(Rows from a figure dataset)

- - -

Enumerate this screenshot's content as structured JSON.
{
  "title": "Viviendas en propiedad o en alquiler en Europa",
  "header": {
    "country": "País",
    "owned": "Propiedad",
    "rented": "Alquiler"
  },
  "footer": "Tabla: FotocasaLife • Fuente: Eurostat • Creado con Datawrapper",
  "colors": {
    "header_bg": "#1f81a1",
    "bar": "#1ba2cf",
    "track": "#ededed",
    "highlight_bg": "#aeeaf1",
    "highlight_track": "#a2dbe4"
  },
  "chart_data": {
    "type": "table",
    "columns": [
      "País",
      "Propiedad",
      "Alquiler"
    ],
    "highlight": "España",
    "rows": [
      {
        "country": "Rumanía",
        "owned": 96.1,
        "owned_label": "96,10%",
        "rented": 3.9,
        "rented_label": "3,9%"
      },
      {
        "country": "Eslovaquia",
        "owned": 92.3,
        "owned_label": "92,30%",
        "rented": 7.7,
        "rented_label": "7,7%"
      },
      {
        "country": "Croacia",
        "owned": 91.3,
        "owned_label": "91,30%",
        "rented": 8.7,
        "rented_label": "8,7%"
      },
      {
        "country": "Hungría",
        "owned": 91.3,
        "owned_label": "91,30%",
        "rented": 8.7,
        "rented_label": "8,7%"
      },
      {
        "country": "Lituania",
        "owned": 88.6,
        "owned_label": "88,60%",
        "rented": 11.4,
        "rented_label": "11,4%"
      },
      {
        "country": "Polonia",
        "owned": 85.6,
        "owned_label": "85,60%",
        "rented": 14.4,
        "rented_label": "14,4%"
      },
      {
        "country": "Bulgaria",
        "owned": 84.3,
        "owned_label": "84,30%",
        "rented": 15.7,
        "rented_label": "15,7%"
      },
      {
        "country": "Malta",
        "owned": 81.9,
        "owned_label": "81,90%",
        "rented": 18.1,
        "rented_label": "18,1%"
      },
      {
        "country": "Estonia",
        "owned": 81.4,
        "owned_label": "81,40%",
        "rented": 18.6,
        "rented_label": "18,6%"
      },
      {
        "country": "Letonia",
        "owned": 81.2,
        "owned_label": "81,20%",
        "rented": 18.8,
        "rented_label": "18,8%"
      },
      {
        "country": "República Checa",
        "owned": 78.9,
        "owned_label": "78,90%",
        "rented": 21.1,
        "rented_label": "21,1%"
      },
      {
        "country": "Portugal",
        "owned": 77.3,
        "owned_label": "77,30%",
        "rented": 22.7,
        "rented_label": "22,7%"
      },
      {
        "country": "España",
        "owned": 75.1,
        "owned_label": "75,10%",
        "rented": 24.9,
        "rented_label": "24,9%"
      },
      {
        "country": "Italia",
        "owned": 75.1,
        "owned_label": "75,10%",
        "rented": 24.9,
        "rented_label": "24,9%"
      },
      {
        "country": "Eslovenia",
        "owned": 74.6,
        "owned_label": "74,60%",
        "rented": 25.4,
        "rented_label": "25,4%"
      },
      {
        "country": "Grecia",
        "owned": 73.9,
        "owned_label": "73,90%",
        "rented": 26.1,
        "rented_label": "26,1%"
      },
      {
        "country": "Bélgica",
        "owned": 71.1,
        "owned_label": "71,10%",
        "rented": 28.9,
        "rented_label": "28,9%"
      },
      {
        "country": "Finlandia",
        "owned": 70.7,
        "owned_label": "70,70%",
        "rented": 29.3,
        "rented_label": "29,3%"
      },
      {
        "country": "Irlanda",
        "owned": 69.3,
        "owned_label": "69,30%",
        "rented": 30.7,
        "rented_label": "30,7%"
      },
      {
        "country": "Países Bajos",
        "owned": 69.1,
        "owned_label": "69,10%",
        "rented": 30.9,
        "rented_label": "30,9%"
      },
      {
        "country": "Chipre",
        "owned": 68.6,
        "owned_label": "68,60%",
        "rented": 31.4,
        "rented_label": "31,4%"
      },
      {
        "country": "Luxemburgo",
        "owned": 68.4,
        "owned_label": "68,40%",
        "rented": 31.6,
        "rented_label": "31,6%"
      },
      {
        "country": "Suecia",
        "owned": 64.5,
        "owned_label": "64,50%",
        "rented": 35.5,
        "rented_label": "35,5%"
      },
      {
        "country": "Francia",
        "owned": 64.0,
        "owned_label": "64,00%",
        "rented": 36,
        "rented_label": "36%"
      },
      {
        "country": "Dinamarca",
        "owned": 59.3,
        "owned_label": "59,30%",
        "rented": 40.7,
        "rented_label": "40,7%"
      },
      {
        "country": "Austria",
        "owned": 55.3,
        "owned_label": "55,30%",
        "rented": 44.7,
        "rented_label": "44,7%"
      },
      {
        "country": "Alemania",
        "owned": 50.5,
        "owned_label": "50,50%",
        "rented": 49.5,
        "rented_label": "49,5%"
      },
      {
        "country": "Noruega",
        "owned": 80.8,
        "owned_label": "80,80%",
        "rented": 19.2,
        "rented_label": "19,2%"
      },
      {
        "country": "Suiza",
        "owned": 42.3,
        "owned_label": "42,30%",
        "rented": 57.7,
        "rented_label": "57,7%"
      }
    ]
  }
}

- - -

● The task: Return the material in full, exactly as shown.

● Output of the exercise:
Enumerate this screenshot's content as structured JSON.
{
  "title": "Viviendas en propiedad o en alquiler en Europa",
  "header": {
    "country": "País",
    "owned": "Propiedad",
    "rented": "Alquiler"
  },
  "footer": "Tabla: FotocasaLife • Fuente: Eurostat • Creado con Datawrapper",
  "colors": {
    "header_bg": "#1f81a1",
    "bar": "#1ba2cf",
    "track": "#ededed",
    "highlight_bg": "#aeeaf1",
    "highlight_track": "#a2dbe4"
  },
  "chart_data": {
    "type": "table",
    "columns": [
      "País",
      "Propiedad",
      "Alquiler"
    ],
    "highlight": "España",
    "rows": [
      {
        "country": "Rumanía",
        "owned": 96.1,
        "owned_label": "96,10%",
        "rented": 3.9,
        "rented_label": "3,9%"
      },
      {
        "country": "Eslovaquia",
        "owned": 92.3,
        "owned_label": "92,30%",
        "rented": 7.7,
        "rented_label": "7,7%"
      },
      {
        "country": "Croacia",
        "owned": 91.3,
        "owned_label": "91,30%",
        "rented": 8.7,
        "rented_label": "8,7%"
      },
      {
        "country": "Hungría",
        "owned": 91.3,
        "owned_label": "91,30%",
        "rented": 8.7,
        "rented_label": "8,7%"
      },
      {
        "country": "Lituania",
        "owned": 88.6,
        "owned_label": "88,60%",
        "rented": 11.4,
        "rented_label": "11,4%"
      },
      {
        "country": "Polonia",
        "owned": 85.6,
        "owned_label": "85,60%",
        "rented": 14.4,
        "rented_label": "14,4%"
      },
      {
        "country": "Bulgaria",
        "owned": 84.3,
        "owned_label": "84,30%",
        "rented": 15.7,
        "rented_label": "15,7%"
      },
      {
        "country": "Malta",
        "owned": 81.9,
        "owned_label": "81,90%",
        "rented": 18.1,
        "rented_label": "18,1%"
      },
      {
        "country": "Estonia",
        "owned": 81.4,
        "owned_label": "81,40%",
        "rented": 18.6,
        "rented_label": "18,6%"
      },
      {
        "country": "Letonia",
        "owned": 81.2,
        "owned_label": "81,20%",
        "rented": 18.8,
        "rented_label": "18,8%"
      },
      {
        "country": "República Checa",
        "owned": 78.9,
        "owned_label": "78,90%",
        "rented": 21.1,
        "rented_label": "21,1%"
      },
      {
        "country": "Portugal",
        "owned": 77.3,
        "owned_label": "77,30%",
        "rented": 22.7,
        "rented_label": "22,7%"
      },
      {
        "country": "España",
        "owned": 75.1,
        "owned_label": "75,10%",
        "rented": 24.9,
        "rented_label": "24,9%"
      },
      {
        "country": "Italia",
        "owned": 75.1,
        "owned_label": "75,10%",
        "rented": 24.9,
        "rented_label": "24,9%"
      },
      {
        "country": "Eslovenia",
        "owned": 74.6,
        "owned_label": "74,60%",
        "rented": 25.4,
        "rented_label": "25,4%"
      },
      {
        "country": "Grecia",
        "owned": 73.9,
        "owned_label": "73,90%",
        "rented": 26.1,
        "rented_label": "26,1%"
      },
      {
        "country": "Bélgica",
        "owned": 71.1,
        "owned_label": "71,10%",
        "rented": 28.9,
        "rented_label": "28,9%"
      },
      {
        "country": "Finlandia",
        "owned": 70.7,
        "owned_label": "70,70%",
        "rented": 29.3,
        "rented_label": "29,3%"
      },
      {
        "country": "Irlanda",
        "owned": 69.3,
        "owned_label": "69,30%",
        "rented": 30.7,
        "rented_label": "30,7%"
      },
      {
        "country": "Países Bajos",
        "owned": 69.1,
        "owned_label": "69,10%",
        "rented": 30.9,
        "rented_label": "30,9%"
      },
      {
        "country": "Chipre",
        "owned": 68.6,
        "owned_label": "68,60%",
        "rented": 31.4,
        "rented_label": "31,4%"
      },
      {
        "country": "Luxemburgo",
        "owned": 68.4,
        "owned_label": "68,40%",
        "rented": 31.6,
        "rented_label": "31,6%"
      },
      {
        "country": "Suecia",
        "owned": 64.5,
        "owned_label": "64,50%",
        "rented": 35.5,
        "rented_label": "35,5%"
      },
      {
        "country": "Francia",
        "owned": 64.0,
        "owned_label": "64,00%",
        "rented": 36,
        "rented_label": "36%"
      },
      {
        "country": "Dinamarca",
        "owned": 59.3,
        "owned_label": "59,30%",
        "rented": 40.7,
        "rented_label": "40,7%"
      },
      {
        "country": "Austria",
        "owned": 55.3,
        "owned_label": "55,30%",
        "rented": 44.7,
        "rented_label": "44,7%"
      },
      {
        "country": "Alemania",
        "owned": 50.5,
        "owned_label": "50,50%",
        "rented": 49.5,
        "rented_label": "49,5%"
      },
      {
        "country": "Noruega",
        "owned": 80.8,
        "owned_label": "80,80%",
        "rented": 19.2,
        "rented_label": "19,2%"
      },
      {
        "country": "Suiza",
        "owned": 42.3,
        "owned_label": "42,30%",
        "rented": 57.7,
        "rented_label": "57,7%"
      }
    ]
  }
}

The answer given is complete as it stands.